**Work to do:**
Please print, word for word, the part of the variable elimination text that opens with the words containing "This algorithm produces" and closes with "as Hadamard Product)".

This algorithm produces a probability distribution over a query variable. There are several limitations to the algorithm, as is denoted in the current code base under "TODO".
- Performs variable elimination given a list of factors (CPTs) and a specified elimination order.
- Supports restricting factors based on evidence.
- Handles multiplication, marginalization, normalization of factors.
- Designed for discrete variables in a Bayesian Network.
There are implementations for all the key operations:
- Restriction (narrowing down the factors to particular random variable values)
- Multiplication (Pointwise product -- also known as Hadamard Product)
- Sum out (Also known as marginalization of a random variable)

**Stored data:**
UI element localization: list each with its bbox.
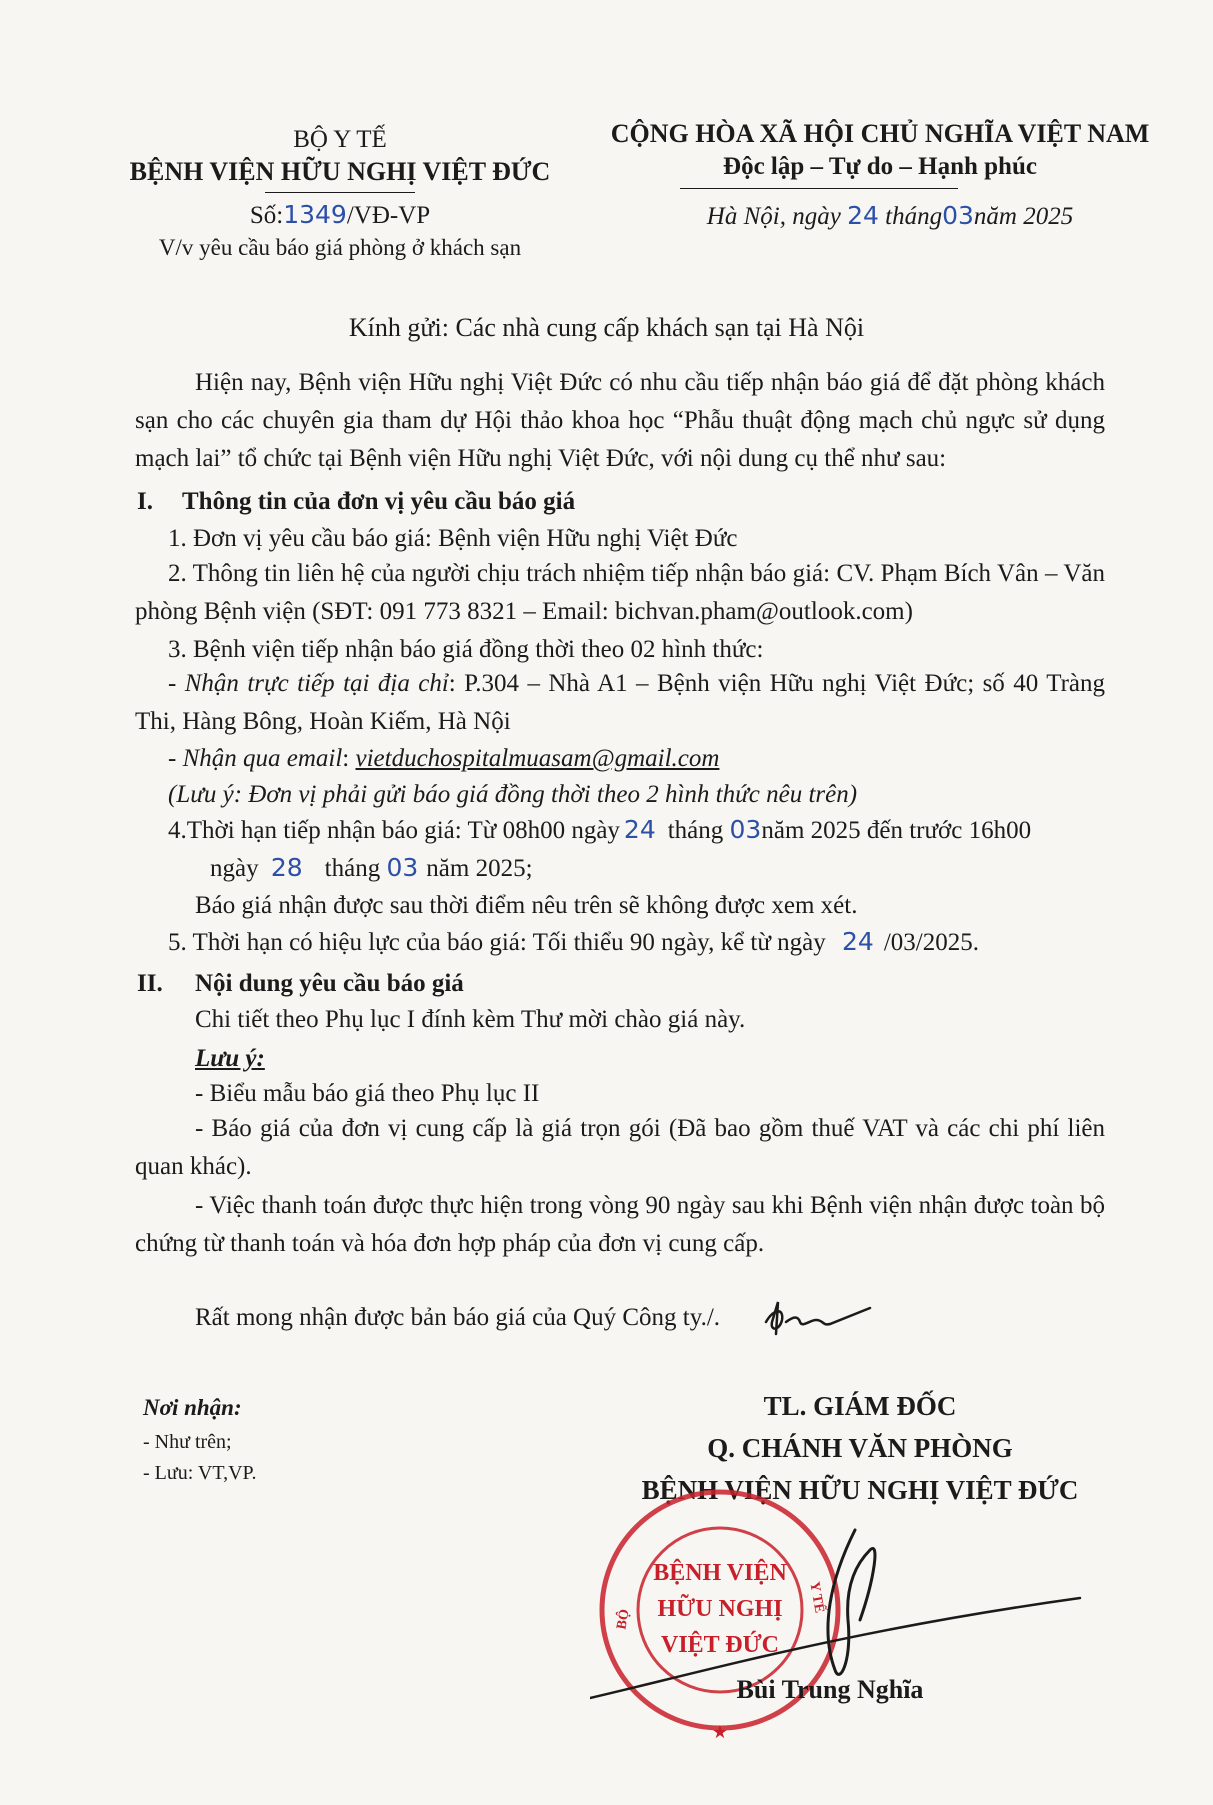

**Full response:**
This algorithm produces a probability distribution over a query variable. There are several limitations to the algorithm, as is denoted in the current code base under "TODO".
- Performs variable elimination given a list of factors (CPTs) and a specified elimination order.
- Supports restricting factors based on evidence.
- Handles multiplication, marginalization, normalization of factors.
- Designed for discrete variables in a Bayesian Network.
There are implementations for all the key operations:
- Restriction (narrowing down the factors to particular random variable values)
- Multiplication (Pointwise product -- also known as Hadamard Product)